● WORK TO COMPLETE:
The reply should reproduce every line of the data below word for word, minus any images.

(Saved entries)
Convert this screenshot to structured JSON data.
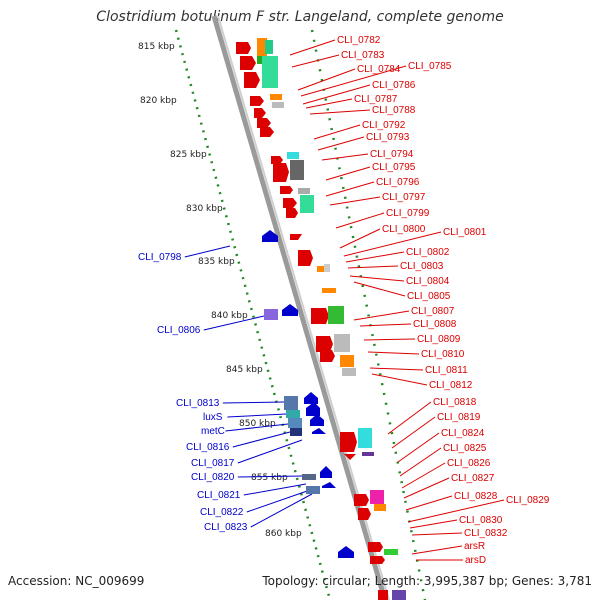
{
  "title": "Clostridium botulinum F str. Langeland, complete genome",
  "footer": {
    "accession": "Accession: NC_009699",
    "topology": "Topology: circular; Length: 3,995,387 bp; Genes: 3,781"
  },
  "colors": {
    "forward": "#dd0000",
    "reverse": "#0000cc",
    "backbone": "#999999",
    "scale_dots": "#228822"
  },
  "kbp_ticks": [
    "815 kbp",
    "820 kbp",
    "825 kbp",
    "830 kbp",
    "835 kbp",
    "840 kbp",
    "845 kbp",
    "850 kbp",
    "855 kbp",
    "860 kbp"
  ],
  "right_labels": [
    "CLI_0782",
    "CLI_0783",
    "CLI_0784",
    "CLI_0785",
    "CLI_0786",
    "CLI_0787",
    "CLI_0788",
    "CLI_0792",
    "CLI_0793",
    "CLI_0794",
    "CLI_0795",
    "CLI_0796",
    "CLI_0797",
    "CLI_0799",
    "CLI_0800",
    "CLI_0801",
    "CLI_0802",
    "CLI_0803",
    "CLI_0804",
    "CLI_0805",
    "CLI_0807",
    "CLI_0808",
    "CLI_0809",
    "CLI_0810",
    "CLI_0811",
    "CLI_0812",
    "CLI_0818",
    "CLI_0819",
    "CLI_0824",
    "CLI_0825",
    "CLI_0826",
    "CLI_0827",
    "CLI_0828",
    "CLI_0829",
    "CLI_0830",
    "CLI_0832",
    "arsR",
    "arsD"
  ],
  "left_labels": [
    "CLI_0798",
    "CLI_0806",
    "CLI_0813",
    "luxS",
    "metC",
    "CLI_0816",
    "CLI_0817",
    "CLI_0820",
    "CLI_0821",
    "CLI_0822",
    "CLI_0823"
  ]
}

● SOLVED EXERCISE:
Convert this screenshot to structured JSON data.
{
  "title": "Clostridium botulinum F str. Langeland, complete genome",
  "footer": {
    "accession": "Accession: NC_009699",
    "topology": "Topology: circular; Length: 3,995,387 bp; Genes: 3,781"
  },
  "colors": {
    "forward": "#dd0000",
    "reverse": "#0000cc",
    "backbone": "#999999",
    "scale_dots": "#228822"
  },
  "kbp_ticks": [
    "815 kbp",
    "820 kbp",
    "825 kbp",
    "830 kbp",
    "835 kbp",
    "840 kbp",
    "845 kbp",
    "850 kbp",
    "855 kbp",
    "860 kbp"
  ],
  "right_labels": [
    "CLI_0782",
    "CLI_0783",
    "CLI_0784",
    "CLI_0785",
    "CLI_0786",
    "CLI_0787",
    "CLI_0788",
    "CLI_0792",
    "CLI_0793",
    "CLI_0794",
    "CLI_0795",
    "CLI_0796",
    "CLI_0797",
    "CLI_0799",
    "CLI_0800",
    "CLI_0801",
    "CLI_0802",
    "CLI_0803",
    "CLI_0804",
    "CLI_0805",
    "CLI_0807",
    "CLI_0808",
    "CLI_0809",
    "CLI_0810",
    "CLI_0811",
    "CLI_0812",
    "CLI_0818",
    "CLI_0819",
    "CLI_0824",
    "CLI_0825",
    "CLI_0826",
    "CLI_0827",
    "CLI_0828",
    "CLI_0829",
    "CLI_0830",
    "CLI_0832",
    "arsR",
    "arsD"
  ],
  "left_labels": [
    "CLI_0798",
    "CLI_0806",
    "CLI_0813",
    "luxS",
    "metC",
    "CLI_0816",
    "CLI_0817",
    "CLI_0820",
    "CLI_0821",
    "CLI_0822",
    "CLI_0823"
  ]
}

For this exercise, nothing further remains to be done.